Requirements - Write down each entry again, exactly as it reads.

--- start of Records to process ---

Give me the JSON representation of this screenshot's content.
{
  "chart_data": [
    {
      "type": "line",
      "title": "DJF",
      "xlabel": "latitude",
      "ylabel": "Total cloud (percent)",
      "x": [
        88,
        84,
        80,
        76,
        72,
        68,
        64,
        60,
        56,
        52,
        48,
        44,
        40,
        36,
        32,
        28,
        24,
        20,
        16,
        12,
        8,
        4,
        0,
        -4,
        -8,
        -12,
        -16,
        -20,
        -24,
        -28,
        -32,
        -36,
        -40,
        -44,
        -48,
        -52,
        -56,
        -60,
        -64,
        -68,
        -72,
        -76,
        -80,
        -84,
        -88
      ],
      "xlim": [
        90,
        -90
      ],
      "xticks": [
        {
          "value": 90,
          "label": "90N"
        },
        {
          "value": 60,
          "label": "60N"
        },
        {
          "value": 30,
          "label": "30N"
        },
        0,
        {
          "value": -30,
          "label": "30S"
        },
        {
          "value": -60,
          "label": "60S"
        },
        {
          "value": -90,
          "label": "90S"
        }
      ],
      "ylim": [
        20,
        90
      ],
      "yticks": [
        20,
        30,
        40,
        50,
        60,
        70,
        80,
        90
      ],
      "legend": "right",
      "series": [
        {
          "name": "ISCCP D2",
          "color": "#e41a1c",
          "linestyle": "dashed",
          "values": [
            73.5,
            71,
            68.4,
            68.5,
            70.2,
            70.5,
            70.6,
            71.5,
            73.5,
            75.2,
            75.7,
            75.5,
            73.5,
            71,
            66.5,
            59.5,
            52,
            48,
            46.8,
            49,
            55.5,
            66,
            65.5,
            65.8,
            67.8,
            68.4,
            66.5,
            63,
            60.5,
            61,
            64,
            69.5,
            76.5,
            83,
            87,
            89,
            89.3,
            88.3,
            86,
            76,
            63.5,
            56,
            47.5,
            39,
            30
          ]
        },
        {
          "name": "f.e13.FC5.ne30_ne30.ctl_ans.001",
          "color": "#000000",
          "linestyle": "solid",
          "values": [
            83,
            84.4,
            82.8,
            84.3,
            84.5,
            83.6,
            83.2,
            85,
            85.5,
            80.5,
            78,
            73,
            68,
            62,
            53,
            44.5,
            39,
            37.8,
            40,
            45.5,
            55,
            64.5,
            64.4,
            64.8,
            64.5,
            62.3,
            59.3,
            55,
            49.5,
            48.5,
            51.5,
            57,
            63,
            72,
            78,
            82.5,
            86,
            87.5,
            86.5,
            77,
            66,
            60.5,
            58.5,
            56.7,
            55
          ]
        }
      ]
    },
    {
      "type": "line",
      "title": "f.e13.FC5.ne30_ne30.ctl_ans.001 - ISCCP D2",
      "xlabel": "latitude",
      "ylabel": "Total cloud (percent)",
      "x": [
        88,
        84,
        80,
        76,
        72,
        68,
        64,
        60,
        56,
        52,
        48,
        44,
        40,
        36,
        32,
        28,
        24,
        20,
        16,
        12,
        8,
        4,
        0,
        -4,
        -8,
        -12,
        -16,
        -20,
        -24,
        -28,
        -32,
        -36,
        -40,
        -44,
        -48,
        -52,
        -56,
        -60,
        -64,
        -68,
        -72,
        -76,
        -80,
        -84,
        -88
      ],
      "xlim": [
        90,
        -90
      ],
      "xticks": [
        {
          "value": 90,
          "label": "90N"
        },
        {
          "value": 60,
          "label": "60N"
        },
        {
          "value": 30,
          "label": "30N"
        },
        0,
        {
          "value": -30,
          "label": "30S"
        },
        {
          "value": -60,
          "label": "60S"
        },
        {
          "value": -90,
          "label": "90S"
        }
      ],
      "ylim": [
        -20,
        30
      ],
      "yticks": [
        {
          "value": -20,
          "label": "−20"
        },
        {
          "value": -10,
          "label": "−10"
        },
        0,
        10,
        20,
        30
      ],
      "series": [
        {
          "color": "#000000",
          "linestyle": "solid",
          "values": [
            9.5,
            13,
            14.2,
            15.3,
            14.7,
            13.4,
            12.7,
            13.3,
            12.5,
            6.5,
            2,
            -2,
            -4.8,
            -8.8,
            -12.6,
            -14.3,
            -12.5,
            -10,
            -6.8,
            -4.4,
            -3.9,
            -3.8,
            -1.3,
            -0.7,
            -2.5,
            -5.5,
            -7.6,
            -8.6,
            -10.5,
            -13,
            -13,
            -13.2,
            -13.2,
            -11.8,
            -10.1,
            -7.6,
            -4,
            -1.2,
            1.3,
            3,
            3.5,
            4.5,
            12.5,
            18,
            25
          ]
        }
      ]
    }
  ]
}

--- end of Records to process ---

Complete answer -
Give me the JSON representation of this screenshot's content.
{
  "chart_data": [
    {
      "type": "line",
      "title": "DJF",
      "xlabel": "latitude",
      "ylabel": "Total cloud (percent)",
      "x": [
        88,
        84,
        80,
        76,
        72,
        68,
        64,
        60,
        56,
        52,
        48,
        44,
        40,
        36,
        32,
        28,
        24,
        20,
        16,
        12,
        8,
        4,
        0,
        -4,
        -8,
        -12,
        -16,
        -20,
        -24,
        -28,
        -32,
        -36,
        -40,
        -44,
        -48,
        -52,
        -56,
        -60,
        -64,
        -68,
        -72,
        -76,
        -80,
        -84,
        -88
      ],
      "xlim": [
        90,
        -90
      ],
      "xticks": [
        {
          "value": 90,
          "label": "90N"
        },
        {
          "value": 60,
          "label": "60N"
        },
        {
          "value": 30,
          "label": "30N"
        },
        0,
        {
          "value": -30,
          "label": "30S"
        },
        {
          "value": -60,
          "label": "60S"
        },
        {
          "value": -90,
          "label": "90S"
        }
      ],
      "ylim": [
        20,
        90
      ],
      "yticks": [
        20,
        30,
        40,
        50,
        60,
        70,
        80,
        90
      ],
      "legend": "right",
      "series": [
        {
          "name": "ISCCP D2",
          "color": "#e41a1c",
          "linestyle": "dashed",
          "values": [
            73.5,
            71,
            68.4,
            68.5,
            70.2,
            70.5,
            70.6,
            71.5,
            73.5,
            75.2,
            75.7,
            75.5,
            73.5,
            71,
            66.5,
            59.5,
            52,
            48,
            46.8,
            49,
            55.5,
            66,
            65.5,
            65.8,
            67.8,
            68.4,
            66.5,
            63,
            60.5,
            61,
            64,
            69.5,
            76.5,
            83,
            87,
            89,
            89.3,
            88.3,
            86,
            76,
            63.5,
            56,
            47.5,
            39,
            30
          ]
        },
        {
          "name": "f.e13.FC5.ne30_ne30.ctl_ans.001",
          "color": "#000000",
          "linestyle": "solid",
          "values": [
            83,
            84.4,
            82.8,
            84.3,
            84.5,
            83.6,
            83.2,
            85,
            85.5,
            80.5,
            78,
            73,
            68,
            62,
            53,
            44.5,
            39,
            37.8,
            40,
            45.5,
            55,
            64.5,
            64.4,
            64.8,
            64.5,
            62.3,
            59.3,
            55,
            49.5,
            48.5,
            51.5,
            57,
            63,
            72,
            78,
            82.5,
            86,
            87.5,
            86.5,
            77,
            66,
            60.5,
            58.5,
            56.7,
            55
          ]
        }
      ]
    },
    {
      "type": "line",
      "title": "f.e13.FC5.ne30_ne30.ctl_ans.001 - ISCCP D2",
      "xlabel": "latitude",
      "ylabel": "Total cloud (percent)",
      "x": [
        88,
        84,
        80,
        76,
        72,
        68,
        64,
        60,
        56,
        52,
        48,
        44,
        40,
        36,
        32,
        28,
        24,
        20,
        16,
        12,
        8,
        4,
        0,
        -4,
        -8,
        -12,
        -16,
        -20,
        -24,
        -28,
        -32,
        -36,
        -40,
        -44,
        -48,
        -52,
        -56,
        -60,
        -64,
        -68,
        -72,
        -76,
        -80,
        -84,
        -88
      ],
      "xlim": [
        90,
        -90
      ],
      "xticks": [
        {
          "value": 90,
          "label": "90N"
        },
        {
          "value": 60,
          "label": "60N"
        },
        {
          "value": 30,
          "label": "30N"
        },
        0,
        {
          "value": -30,
          "label": "30S"
        },
        {
          "value": -60,
          "label": "60S"
        },
        {
          "value": -90,
          "label": "90S"
        }
      ],
      "ylim": [
        -20,
        30
      ],
      "yticks": [
        {
          "value": -20,
          "label": "−20"
        },
        {
          "value": -10,
          "label": "−10"
        },
        0,
        10,
        20,
        30
      ],
      "series": [
        {
          "color": "#000000",
          "linestyle": "solid",
          "values": [
            9.5,
            13,
            14.2,
            15.3,
            14.7,
            13.4,
            12.7,
            13.3,
            12.5,
            6.5,
            2,
            -2,
            -4.8,
            -8.8,
            -12.6,
            -14.3,
            -12.5,
            -10,
            -6.8,
            -4.4,
            -3.9,
            -3.8,
            -1.3,
            -0.7,
            -2.5,
            -5.5,
            -7.6,
            -8.6,
            -10.5,
            -13,
            -13,
            -13.2,
            -13.2,
            -11.8,
            -10.1,
            -7.6,
            -4,
            -1.2,
            1.3,
            3,
            3.5,
            4.5,
            12.5,
            18,
            25
          ]
        }
      ]
    }
  ]
}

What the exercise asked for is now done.